### [PROMPT]
Every line of the data that contains the string "deben" must be copied.

### [ROWS]
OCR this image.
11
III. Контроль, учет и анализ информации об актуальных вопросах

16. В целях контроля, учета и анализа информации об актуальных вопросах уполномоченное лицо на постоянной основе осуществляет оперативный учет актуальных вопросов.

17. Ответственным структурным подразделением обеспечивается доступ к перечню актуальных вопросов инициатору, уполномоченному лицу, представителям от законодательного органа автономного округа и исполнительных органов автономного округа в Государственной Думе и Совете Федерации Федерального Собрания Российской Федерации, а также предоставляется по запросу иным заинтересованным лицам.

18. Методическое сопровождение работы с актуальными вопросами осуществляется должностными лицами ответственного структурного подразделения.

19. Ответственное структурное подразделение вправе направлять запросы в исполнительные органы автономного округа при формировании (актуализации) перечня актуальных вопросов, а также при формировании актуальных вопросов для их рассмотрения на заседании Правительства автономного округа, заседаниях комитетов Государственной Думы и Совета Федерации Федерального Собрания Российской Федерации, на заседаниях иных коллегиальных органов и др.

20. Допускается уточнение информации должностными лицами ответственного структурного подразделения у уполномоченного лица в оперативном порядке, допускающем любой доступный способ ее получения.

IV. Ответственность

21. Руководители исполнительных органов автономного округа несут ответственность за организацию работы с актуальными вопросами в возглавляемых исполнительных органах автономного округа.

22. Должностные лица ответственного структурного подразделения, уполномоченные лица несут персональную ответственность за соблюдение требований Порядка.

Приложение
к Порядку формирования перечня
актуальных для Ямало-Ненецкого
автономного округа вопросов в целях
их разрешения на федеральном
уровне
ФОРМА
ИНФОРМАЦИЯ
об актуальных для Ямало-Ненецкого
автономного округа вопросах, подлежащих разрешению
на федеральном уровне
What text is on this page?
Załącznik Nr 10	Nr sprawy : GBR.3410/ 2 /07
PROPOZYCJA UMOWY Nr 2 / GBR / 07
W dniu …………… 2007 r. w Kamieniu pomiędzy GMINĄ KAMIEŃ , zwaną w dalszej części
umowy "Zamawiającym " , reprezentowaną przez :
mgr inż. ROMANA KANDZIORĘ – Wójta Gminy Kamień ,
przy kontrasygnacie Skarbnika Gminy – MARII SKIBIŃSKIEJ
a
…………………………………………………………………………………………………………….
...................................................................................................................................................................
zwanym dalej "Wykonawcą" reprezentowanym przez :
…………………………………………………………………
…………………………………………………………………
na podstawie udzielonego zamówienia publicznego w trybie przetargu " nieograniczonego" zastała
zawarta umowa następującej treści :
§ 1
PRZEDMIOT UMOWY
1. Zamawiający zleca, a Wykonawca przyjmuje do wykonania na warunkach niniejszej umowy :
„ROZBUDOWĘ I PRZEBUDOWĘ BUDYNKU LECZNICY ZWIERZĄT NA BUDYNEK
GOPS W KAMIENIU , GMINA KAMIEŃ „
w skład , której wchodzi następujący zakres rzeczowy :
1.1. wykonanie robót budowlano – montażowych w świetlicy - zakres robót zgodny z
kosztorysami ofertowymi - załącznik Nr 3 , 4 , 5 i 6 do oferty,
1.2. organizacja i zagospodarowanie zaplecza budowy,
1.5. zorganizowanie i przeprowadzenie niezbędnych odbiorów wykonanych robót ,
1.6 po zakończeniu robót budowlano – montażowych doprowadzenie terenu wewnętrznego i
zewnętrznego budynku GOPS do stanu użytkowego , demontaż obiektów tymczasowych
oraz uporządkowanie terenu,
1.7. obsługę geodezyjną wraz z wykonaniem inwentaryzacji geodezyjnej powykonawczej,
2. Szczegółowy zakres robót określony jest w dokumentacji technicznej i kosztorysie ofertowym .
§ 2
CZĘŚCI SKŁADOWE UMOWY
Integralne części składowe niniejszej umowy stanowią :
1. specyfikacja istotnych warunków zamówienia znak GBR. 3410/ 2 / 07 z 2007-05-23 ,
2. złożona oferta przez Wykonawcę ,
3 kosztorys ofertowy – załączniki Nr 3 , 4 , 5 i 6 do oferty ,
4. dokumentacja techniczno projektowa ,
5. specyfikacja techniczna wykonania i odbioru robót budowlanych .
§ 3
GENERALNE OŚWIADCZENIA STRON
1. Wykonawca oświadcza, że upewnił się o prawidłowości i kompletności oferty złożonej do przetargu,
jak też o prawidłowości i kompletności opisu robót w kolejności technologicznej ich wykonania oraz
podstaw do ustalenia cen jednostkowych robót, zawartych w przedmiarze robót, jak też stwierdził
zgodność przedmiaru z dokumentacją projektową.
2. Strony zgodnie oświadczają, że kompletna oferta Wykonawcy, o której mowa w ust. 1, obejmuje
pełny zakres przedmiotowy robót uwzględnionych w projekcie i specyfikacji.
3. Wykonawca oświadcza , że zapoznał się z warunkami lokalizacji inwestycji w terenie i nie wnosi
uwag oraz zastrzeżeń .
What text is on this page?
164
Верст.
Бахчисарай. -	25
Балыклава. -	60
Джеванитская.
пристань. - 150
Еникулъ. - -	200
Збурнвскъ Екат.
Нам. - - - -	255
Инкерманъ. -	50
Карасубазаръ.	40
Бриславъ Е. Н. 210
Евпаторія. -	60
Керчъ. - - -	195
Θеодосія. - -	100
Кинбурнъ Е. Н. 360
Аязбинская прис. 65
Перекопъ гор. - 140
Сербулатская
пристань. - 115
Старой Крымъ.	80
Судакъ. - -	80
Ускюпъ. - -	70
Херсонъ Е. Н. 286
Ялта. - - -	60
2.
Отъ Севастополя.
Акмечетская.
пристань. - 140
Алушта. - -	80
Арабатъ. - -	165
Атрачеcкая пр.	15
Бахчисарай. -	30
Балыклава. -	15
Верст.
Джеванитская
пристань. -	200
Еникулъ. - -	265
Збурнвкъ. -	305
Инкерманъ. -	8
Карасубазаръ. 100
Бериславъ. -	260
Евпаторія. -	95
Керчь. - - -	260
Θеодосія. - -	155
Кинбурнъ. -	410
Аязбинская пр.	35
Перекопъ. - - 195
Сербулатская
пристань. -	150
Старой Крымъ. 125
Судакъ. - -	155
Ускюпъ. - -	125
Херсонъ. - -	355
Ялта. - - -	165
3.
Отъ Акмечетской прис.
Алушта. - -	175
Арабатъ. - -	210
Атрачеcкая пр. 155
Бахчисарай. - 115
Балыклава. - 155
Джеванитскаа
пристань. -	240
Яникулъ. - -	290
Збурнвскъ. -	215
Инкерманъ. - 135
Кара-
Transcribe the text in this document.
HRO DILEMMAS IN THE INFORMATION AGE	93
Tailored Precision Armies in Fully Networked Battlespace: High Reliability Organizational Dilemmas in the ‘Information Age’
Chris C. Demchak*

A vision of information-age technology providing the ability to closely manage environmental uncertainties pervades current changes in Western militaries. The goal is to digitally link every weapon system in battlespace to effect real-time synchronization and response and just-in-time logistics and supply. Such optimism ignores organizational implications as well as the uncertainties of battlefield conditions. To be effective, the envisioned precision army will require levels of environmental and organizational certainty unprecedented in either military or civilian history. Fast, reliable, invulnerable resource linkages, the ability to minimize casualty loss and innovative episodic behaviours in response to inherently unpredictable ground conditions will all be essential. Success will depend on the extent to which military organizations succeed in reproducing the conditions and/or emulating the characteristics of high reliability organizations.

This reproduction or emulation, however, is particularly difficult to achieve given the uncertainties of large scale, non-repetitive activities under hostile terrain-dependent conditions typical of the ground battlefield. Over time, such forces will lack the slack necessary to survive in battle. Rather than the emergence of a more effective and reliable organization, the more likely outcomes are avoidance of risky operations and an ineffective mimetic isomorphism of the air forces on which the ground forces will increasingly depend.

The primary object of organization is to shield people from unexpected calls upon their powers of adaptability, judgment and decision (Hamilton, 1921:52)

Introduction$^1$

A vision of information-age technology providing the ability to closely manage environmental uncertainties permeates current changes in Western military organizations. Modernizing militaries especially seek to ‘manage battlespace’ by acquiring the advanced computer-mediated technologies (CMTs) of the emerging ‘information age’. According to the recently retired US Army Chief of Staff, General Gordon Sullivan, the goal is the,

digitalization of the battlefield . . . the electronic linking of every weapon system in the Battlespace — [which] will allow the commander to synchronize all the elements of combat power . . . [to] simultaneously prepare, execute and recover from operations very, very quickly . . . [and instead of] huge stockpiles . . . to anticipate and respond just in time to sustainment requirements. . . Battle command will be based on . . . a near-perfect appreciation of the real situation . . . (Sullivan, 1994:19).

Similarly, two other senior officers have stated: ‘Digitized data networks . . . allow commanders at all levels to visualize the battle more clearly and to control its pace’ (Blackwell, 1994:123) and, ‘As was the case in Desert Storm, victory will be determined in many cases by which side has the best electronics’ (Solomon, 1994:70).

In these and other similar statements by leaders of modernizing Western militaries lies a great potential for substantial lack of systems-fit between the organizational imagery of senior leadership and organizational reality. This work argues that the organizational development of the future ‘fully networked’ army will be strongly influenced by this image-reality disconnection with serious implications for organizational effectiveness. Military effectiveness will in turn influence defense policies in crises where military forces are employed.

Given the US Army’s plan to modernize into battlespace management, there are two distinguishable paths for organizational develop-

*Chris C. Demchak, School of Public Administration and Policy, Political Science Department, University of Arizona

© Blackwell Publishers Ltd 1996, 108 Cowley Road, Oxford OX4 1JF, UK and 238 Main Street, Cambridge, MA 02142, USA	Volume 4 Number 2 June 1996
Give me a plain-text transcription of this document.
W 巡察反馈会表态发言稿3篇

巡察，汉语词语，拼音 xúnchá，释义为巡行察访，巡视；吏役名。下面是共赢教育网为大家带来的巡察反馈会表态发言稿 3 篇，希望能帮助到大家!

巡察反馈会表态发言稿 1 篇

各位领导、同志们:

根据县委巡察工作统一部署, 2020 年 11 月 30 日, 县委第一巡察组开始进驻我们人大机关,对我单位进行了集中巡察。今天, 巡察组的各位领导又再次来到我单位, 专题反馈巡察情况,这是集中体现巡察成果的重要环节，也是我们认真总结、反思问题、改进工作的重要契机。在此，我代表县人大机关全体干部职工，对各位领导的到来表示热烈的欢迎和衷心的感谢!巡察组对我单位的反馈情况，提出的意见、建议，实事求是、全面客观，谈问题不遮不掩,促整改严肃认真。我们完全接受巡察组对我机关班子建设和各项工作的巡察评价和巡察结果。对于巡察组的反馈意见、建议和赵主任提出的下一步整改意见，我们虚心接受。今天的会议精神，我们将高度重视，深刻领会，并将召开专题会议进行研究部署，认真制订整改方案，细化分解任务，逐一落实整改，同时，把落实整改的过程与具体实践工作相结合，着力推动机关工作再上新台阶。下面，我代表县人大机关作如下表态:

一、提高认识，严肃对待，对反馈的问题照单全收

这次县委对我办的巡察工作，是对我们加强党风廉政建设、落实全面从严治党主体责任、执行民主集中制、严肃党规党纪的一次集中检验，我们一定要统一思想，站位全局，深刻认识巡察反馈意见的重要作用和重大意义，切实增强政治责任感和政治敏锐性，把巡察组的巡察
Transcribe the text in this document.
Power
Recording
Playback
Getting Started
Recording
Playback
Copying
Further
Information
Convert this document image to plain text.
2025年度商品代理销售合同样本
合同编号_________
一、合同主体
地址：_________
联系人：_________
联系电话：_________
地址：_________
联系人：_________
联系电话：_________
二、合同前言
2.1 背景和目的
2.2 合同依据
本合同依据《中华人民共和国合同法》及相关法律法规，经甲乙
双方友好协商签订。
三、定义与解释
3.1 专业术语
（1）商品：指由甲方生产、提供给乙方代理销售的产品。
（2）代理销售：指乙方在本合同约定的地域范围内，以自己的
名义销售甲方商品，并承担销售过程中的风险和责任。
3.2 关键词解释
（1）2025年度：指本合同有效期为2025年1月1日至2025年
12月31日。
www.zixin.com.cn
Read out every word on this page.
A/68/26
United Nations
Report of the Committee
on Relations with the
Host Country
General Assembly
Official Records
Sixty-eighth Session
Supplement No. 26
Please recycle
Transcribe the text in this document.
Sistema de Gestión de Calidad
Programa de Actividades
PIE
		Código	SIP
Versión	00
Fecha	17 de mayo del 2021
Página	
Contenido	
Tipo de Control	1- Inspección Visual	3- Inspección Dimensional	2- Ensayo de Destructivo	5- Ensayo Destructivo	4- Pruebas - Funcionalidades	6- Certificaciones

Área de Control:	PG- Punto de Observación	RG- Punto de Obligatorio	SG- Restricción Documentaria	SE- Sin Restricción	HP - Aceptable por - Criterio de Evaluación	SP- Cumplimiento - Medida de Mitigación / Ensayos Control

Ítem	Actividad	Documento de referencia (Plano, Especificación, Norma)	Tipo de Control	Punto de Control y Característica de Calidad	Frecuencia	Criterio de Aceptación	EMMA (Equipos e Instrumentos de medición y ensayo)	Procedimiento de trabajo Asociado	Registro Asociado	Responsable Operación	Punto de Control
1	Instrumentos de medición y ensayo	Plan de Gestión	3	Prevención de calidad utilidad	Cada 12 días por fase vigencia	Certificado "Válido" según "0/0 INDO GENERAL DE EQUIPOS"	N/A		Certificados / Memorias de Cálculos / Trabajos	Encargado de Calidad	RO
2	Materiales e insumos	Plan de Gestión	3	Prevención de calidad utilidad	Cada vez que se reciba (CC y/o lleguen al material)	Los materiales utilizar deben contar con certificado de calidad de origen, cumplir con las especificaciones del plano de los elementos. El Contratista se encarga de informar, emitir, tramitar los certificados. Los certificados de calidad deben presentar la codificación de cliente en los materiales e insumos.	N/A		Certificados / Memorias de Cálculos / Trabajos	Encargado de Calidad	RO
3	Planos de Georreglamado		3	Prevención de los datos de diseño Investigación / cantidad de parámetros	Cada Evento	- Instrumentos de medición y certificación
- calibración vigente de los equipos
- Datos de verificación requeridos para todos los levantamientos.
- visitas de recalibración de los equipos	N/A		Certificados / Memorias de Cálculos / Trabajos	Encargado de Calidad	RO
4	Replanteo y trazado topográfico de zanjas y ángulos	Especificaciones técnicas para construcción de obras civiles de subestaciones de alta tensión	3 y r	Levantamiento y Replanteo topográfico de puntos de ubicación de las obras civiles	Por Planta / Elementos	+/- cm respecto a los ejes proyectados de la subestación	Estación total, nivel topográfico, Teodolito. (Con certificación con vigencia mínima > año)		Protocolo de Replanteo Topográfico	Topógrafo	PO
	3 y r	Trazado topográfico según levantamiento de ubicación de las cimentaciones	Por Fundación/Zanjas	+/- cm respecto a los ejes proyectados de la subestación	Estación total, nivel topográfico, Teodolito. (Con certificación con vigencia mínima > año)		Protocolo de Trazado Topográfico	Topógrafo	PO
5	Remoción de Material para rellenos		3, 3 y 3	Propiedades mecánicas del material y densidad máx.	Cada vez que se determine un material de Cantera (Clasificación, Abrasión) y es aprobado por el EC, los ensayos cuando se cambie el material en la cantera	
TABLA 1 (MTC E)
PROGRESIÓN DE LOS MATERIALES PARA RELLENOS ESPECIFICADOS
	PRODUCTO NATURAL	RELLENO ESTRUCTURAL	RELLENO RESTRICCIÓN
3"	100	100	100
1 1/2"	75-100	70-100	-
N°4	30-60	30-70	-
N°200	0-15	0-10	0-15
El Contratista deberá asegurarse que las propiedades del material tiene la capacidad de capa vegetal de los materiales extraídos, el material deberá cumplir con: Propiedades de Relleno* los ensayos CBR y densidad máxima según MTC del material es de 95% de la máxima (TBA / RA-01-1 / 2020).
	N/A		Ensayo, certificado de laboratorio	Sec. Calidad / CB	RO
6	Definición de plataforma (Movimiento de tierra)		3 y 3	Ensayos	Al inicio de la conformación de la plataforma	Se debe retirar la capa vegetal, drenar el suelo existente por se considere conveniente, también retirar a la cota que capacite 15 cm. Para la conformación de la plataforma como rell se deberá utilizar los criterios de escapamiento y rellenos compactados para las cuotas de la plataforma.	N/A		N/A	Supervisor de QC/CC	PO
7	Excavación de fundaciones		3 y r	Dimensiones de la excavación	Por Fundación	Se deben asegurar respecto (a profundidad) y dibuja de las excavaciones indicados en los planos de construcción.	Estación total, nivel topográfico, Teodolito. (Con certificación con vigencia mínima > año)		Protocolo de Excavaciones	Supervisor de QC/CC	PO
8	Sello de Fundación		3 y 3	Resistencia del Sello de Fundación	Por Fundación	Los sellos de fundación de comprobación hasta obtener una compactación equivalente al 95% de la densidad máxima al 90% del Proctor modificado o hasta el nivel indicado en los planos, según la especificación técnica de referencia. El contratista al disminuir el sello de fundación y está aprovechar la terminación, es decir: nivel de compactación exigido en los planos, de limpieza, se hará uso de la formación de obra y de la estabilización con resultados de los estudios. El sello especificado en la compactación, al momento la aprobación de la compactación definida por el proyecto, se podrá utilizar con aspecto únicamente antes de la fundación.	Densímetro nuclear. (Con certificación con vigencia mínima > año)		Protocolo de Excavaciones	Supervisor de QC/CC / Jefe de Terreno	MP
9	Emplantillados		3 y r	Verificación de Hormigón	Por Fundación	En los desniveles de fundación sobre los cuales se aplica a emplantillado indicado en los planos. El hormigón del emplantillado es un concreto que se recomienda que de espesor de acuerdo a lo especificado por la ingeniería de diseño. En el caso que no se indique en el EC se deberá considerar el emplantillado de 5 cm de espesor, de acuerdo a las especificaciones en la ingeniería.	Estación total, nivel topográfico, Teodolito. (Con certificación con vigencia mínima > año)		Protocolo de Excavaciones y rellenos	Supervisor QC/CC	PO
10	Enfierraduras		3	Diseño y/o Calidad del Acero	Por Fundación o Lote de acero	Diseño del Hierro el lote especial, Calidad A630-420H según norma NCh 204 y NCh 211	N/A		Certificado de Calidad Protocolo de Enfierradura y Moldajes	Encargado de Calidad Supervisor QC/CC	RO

### [WRITTEN RESPONSE]
2	Materiales e insumos	Plan de Gestión	3	Prevención de calidad utilidad	Cada vez que se reciba (CC y/o lleguen al material)	Los materiales utilizar deben contar con certificado de calidad de origen, cumplir con las especificaciones del plano de los elementos. El Contratista se encarga de informar, emitir, tramitar los certificados. Los certificados de calidad deben presentar la codificación de cliente en los materiales e insumos.	N/A		Certificados / Memorias de Cálculos / Trabajos	Encargado de Calidad	RO
7	Excavación de fundaciones		3 y r	Dimensiones de la excavación	Por Fundación	Se deben asegurar respecto (a profundidad) y dibuja de las excavaciones indicados en los planos de construcción.	Estación total, nivel topográfico, Teodolito. (Con certificación con vigencia mínima > año)		Protocolo de Excavaciones	Supervisor de QC/CC	PO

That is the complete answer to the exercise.